**SUPPLIED INFORMATION:**
──────────────────────────────

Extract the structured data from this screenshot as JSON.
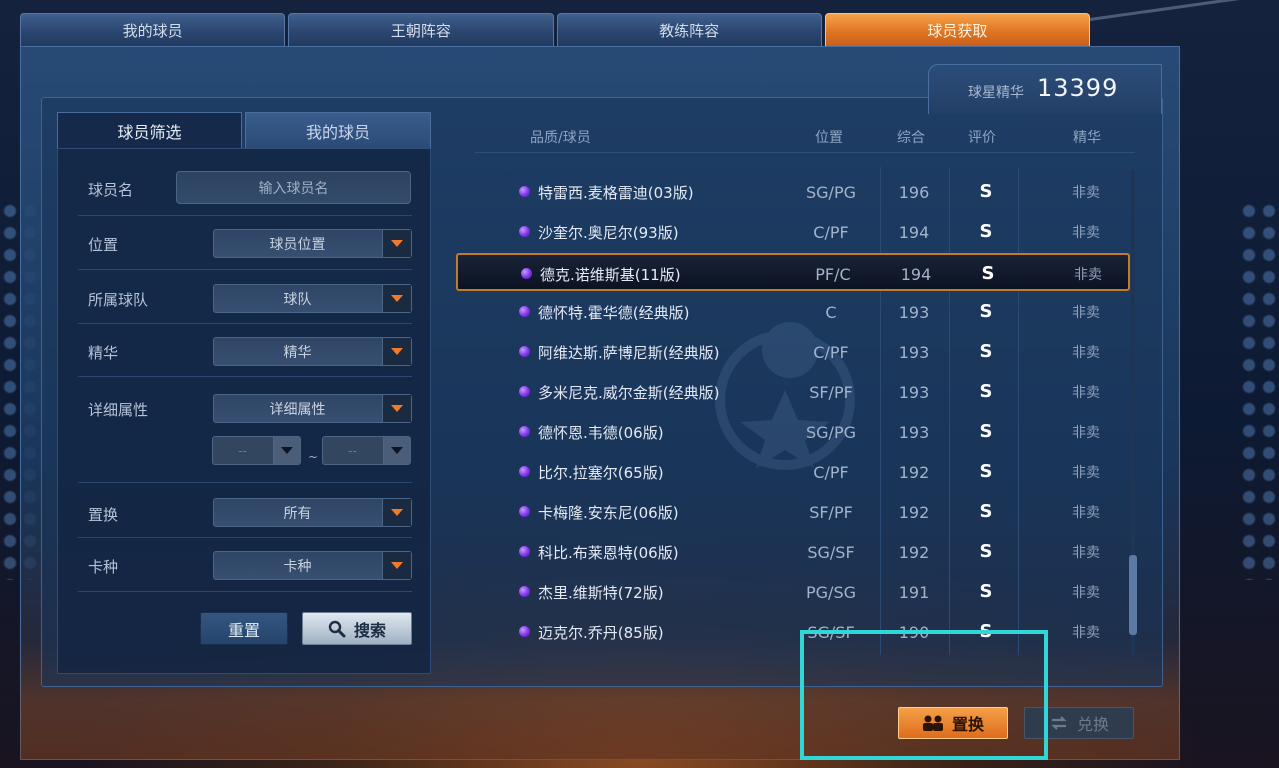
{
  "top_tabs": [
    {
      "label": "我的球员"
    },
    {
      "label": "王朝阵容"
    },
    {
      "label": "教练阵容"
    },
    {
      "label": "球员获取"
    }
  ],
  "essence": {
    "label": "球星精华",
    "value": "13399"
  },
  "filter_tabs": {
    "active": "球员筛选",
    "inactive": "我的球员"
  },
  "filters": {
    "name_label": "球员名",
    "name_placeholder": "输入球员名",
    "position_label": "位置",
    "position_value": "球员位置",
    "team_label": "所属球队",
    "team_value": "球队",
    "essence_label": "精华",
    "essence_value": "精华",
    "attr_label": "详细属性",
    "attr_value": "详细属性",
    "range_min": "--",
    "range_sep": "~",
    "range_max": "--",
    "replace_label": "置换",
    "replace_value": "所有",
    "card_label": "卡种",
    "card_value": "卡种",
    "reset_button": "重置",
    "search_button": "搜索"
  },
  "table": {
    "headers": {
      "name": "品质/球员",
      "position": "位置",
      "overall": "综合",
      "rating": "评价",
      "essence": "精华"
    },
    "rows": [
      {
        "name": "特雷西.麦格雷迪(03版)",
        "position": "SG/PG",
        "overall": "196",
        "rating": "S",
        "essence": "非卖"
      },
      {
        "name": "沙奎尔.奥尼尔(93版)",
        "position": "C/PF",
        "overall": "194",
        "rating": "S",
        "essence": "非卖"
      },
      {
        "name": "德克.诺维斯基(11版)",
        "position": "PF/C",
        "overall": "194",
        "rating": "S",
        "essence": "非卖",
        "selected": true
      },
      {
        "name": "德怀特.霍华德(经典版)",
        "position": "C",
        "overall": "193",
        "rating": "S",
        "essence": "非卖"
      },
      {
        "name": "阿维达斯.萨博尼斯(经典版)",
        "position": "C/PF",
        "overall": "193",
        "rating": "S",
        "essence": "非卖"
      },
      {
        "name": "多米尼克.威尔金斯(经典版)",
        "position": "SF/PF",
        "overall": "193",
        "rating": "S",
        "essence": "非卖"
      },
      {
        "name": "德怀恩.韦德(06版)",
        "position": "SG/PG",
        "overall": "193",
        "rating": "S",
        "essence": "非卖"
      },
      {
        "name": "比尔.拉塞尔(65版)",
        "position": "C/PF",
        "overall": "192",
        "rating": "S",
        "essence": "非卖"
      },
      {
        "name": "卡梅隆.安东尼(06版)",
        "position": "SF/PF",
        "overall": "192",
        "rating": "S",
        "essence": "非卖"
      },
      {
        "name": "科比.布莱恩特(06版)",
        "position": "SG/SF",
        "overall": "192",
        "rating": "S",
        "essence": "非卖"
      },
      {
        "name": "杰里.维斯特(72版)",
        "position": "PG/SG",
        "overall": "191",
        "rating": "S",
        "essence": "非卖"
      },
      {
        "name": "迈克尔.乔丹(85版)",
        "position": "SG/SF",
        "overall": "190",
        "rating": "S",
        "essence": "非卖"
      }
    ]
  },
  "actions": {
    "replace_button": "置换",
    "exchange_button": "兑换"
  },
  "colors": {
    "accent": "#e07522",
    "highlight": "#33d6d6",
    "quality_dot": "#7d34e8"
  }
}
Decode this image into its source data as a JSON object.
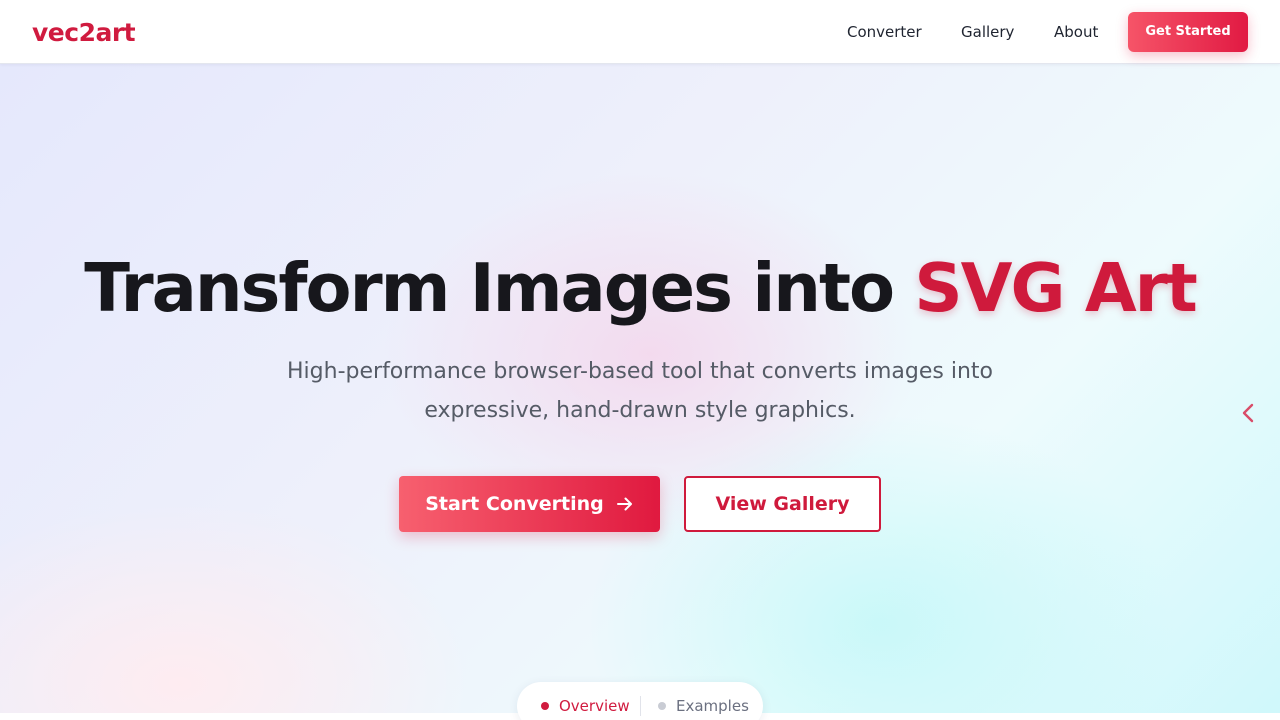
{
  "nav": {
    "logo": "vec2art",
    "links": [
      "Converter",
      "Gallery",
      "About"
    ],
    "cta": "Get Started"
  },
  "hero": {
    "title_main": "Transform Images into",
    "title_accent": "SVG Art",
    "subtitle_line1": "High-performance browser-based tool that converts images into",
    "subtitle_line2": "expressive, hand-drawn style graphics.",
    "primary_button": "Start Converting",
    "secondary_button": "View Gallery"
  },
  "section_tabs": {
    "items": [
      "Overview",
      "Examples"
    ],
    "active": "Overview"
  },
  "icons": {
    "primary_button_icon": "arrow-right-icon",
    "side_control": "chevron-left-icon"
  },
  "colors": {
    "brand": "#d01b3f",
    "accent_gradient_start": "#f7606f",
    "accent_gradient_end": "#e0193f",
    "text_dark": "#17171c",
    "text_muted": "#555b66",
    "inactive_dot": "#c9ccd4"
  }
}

──────────────────────────────

**INSTRUCTIONS TO FOLLOW:**
Filter the records, keeping only lines that contain "Gallery", and show those lines.

**TASK RESPONSE:**
      "Gallery",
    "secondary_button": "View Gallery"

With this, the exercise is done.